#### [WHAT YOU NEED TO DO]
In the entries that follow, find the word "this" and report each line it is on.

#### [WORKING DATA]
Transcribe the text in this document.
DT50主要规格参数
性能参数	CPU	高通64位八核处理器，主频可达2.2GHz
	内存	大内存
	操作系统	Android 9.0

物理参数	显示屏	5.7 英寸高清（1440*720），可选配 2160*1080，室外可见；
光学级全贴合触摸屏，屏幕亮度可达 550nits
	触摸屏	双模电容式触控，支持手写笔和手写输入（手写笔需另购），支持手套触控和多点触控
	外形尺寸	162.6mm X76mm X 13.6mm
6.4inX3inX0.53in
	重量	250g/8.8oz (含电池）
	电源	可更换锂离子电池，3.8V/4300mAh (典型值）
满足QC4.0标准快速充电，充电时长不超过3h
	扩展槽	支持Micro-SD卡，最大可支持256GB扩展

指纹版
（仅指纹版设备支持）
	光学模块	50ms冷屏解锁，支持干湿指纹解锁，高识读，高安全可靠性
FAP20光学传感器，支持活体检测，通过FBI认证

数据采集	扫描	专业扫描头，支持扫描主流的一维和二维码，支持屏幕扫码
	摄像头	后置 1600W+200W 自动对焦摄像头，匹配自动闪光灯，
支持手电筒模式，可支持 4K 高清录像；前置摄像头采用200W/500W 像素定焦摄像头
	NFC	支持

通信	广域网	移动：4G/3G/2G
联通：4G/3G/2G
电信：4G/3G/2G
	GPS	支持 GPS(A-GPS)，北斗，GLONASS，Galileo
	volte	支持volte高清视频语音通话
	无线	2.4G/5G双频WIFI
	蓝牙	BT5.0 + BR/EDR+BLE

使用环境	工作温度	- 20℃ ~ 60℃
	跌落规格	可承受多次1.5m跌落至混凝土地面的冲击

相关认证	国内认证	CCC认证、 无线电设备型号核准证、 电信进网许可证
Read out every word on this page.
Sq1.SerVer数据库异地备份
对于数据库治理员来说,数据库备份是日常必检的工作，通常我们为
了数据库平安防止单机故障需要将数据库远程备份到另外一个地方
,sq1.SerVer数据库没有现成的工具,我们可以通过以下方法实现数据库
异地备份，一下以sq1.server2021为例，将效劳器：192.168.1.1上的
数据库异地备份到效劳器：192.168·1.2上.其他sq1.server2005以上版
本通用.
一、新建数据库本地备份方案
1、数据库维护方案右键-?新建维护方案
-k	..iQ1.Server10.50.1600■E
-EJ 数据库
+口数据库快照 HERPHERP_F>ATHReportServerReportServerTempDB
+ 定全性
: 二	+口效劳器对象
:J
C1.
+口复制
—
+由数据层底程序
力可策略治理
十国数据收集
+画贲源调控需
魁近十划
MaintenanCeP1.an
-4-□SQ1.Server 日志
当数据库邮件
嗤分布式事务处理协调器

#### [EXERCISE SOLUTION]
Transcribe the text in this document.
Read out every word on this page.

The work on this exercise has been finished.